Could you copy every line from the material below in which "derail" appears?

:: Recorded information ::

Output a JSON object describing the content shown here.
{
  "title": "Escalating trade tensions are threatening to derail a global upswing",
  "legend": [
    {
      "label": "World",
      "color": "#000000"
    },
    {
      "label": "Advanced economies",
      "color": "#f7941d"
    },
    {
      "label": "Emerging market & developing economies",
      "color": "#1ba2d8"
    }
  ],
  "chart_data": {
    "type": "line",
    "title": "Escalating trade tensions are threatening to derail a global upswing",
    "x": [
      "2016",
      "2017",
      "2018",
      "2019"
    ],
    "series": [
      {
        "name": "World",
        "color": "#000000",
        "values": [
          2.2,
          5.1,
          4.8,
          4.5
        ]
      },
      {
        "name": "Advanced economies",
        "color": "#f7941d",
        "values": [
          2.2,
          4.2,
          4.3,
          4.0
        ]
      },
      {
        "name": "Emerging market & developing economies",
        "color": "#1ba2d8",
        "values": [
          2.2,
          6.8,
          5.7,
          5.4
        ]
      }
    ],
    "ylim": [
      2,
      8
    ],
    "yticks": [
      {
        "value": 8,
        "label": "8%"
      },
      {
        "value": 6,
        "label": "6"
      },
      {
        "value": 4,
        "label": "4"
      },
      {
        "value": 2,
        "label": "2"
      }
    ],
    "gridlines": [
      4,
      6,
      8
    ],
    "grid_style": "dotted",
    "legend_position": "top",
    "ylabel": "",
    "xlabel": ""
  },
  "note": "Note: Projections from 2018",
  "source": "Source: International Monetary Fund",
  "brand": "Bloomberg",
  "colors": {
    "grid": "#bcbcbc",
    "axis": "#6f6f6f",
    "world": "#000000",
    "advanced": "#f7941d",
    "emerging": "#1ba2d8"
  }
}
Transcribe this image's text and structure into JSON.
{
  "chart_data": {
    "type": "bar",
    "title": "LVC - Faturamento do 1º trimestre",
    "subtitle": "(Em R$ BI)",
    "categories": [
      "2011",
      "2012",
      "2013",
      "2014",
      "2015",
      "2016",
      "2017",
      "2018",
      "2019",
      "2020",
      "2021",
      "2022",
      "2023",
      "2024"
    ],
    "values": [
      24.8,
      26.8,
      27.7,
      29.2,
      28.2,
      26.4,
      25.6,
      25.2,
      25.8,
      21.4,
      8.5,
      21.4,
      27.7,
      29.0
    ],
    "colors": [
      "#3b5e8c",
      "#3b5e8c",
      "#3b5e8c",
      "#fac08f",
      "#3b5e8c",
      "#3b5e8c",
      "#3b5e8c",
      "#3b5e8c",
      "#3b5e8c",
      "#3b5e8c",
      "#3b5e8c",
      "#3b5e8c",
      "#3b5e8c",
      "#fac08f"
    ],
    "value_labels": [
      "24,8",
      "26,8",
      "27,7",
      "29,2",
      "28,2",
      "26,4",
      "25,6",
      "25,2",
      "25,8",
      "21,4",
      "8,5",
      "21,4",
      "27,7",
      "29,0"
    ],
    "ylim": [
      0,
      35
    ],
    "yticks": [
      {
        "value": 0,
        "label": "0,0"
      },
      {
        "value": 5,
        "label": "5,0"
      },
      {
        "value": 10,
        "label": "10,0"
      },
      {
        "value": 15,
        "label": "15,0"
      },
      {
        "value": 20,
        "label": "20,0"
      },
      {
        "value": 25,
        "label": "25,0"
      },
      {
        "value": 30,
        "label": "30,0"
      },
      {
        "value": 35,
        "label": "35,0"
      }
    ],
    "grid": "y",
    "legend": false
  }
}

:::

# [Output for this exercise]
  "title": "Escalating trade tensions are threatening to derail a global upswing",
    "title": "Escalating trade tensions are threatening to derail a global upswing",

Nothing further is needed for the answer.